• [Textauszug]:

Ich war ein braves Schulkind. Aus irgendeinem Grund – ich weiss nicht mehr, was geschehen war – hatte der Lehrer Pietersen mich aber einmal in ein kleines Zimmer ganz oben unter dem Dach des Schulgebäudes eingesperrt. Es wird etwa drei Uhr nachmittags gewesen sein. Er war sofort wieder runter gegangen und ich wartete. Weil die Schulzeit gewöhnlich um vier Uhr zu Ende war, meinte ich, dass ich noch etwa eine Stunde da oben zu bleiben hätte. Es wurde aber vier, es wurde fünf, es wurde halb sechs... Und mein Lehrer Pietersen tauchte nicht auf.

• [Bereitgestellte Zeilen]:
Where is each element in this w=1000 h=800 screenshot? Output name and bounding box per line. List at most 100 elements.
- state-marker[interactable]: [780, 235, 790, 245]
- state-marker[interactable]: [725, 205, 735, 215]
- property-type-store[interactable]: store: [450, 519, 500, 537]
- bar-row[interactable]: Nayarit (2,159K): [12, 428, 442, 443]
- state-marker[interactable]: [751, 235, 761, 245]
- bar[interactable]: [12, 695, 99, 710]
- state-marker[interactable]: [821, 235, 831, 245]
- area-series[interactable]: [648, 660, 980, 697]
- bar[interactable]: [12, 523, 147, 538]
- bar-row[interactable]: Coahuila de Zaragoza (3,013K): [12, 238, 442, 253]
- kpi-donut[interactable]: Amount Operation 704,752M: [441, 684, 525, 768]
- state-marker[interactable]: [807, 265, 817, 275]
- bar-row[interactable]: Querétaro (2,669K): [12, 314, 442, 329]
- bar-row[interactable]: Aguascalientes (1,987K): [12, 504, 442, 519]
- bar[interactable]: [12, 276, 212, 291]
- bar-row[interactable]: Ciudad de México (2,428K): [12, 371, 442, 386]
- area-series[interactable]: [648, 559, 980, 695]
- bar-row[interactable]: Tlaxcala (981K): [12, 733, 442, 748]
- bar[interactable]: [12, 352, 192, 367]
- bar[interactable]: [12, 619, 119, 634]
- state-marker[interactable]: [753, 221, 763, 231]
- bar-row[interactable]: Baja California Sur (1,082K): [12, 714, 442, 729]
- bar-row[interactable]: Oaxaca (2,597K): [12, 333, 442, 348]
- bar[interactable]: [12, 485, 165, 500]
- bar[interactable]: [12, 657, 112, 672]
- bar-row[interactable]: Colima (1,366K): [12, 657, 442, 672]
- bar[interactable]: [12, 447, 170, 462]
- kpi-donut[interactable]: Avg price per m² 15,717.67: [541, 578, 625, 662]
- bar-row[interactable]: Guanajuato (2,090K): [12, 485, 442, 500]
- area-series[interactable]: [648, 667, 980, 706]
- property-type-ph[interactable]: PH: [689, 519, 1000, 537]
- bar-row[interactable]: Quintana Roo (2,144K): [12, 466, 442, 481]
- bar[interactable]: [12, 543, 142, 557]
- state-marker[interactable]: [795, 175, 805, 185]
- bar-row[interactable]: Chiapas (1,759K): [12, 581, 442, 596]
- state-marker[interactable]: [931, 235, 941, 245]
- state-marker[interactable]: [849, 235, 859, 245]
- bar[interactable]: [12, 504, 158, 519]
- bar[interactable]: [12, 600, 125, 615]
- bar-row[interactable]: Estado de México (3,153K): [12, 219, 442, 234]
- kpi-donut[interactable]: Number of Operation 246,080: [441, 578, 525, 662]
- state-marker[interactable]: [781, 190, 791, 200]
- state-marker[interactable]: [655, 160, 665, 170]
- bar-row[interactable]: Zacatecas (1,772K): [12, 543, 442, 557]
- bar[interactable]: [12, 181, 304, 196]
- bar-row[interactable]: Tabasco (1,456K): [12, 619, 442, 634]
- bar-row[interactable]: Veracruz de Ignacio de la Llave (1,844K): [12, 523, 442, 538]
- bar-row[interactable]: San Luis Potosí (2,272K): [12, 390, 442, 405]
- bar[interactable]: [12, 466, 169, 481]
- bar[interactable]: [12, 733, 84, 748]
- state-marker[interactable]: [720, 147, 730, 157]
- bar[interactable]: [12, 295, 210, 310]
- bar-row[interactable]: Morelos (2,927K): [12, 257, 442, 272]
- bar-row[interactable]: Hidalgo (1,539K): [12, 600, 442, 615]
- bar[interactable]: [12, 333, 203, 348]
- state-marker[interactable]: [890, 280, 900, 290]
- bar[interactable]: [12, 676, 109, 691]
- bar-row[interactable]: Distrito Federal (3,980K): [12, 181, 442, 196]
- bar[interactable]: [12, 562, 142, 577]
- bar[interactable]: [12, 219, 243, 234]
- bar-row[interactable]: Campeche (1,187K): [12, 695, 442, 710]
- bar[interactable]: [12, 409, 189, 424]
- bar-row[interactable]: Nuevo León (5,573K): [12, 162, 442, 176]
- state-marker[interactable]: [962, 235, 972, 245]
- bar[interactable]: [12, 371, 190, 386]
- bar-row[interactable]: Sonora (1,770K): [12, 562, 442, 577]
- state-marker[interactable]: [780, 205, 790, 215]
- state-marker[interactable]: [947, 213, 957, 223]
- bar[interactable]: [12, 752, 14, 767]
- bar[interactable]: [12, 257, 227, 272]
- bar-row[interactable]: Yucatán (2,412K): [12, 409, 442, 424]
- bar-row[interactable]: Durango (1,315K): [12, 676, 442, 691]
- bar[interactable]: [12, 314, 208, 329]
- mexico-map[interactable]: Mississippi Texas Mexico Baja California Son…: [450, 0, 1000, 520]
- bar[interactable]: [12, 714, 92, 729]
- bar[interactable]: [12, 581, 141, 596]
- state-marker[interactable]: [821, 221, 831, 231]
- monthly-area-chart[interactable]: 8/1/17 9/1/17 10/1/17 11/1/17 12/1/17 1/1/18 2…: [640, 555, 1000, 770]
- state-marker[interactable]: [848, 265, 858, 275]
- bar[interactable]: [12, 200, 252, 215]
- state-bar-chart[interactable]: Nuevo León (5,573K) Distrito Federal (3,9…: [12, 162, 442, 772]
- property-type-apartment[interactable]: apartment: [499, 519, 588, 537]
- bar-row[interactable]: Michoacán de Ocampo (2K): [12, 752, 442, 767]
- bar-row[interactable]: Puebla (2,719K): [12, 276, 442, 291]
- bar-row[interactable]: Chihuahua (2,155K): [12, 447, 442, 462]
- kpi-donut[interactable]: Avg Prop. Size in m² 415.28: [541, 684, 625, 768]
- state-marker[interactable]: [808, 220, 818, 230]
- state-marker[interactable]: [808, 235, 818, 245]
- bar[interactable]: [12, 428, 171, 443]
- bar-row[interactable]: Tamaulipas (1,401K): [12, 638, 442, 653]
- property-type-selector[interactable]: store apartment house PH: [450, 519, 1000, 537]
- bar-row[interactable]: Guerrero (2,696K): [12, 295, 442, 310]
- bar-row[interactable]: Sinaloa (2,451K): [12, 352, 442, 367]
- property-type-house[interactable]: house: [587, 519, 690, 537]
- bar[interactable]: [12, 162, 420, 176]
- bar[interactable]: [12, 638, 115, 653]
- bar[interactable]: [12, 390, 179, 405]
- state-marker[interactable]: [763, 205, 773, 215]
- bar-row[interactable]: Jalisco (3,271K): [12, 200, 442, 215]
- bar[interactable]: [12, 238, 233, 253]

• [Zu bearbeitende Aufgaben]:
[1] Gib aus dem Textauszug über das Warten im Dachzimmer der Schule den Wortlaut wieder, beginnend mit „Ich war ein“ und weiter bis einschließlich „tauchte nicht auf.“.
[2] Nenne alle Uhrzeiten, die im Textauszug über das Warten im Dachzimmer vorkommen, jede nur einmal.
[3] Schreib die Erzählung über das Warten im Dachzimmer der Schule im Anschluss an ihren letzten Satz weiter.
Die Zeilen spielen hierfür keine Rolle.

• [Antworten]:
[1]
Ich war ein braves Schulkind. Aus irgendeinem Grund – ich weiss nicht mehr, was geschehen war – hatte der Lehrer Pietersen mich aber einmal in ein kleines Zimmer ganz oben unter dem Dach des Schulgebäudes eingesperrt. Es wird etwa drei Uhr nachmittags gewesen sein. Er war sofort wieder runter gegangen und ich wartete. Weil die Schulzeit gewöhnlich um vier Uhr zu Ende war, meinte ich, dass ich noch etwa eine Stunde da oben zu bleiben hätte. Es wurde aber vier, es wurde fünf, es wurde halb sechs... Und mein Lehrer Pietersen tauchte nicht auf.

[2] drei Uhr nachmittags, vier Uhr, fünf, halb sechs

[3]
Ich war verzweifelt. Ins Leere hinein zu warten, kann ich noch immer nicht. Warten ist okay – aber nur dann, wenn ich weiss, wie lange ich ungefähr zu warten habe. Die Tatsache aber, dass ich nicht wusste ob der Lehrer mich einfach vergessen hatte oder mich bewußt warten ließ, gab mir richtig zu schaffen. Ich saß da im Dachzimmer auf einem Stuhl und hatte Angst. Vor mir gab es nur eine leere & unbestimmte & dunkle Zeit.

Um sechs kam er. Ich hörte ihn mit schnellen Schritten die Treppe hoch kommen. Er öffnete mit dem Schlüssel die Tür, kam auf mich zu, kniete vor mir nieder, nahm meine beiden Hände und schaute mir in die Augen. „Es tut mir leid“, sagte er, „ich habe dich komplett vergessen. Du Armer...“ Später stellte sich heraus, dass mein Vater ihn zu Hause mit der Frage angerufen hatte, wo ich denn blieb. (Denn ich war ja ein braves Kind, und immer pünklich um halb fünf wieder zu Hause.)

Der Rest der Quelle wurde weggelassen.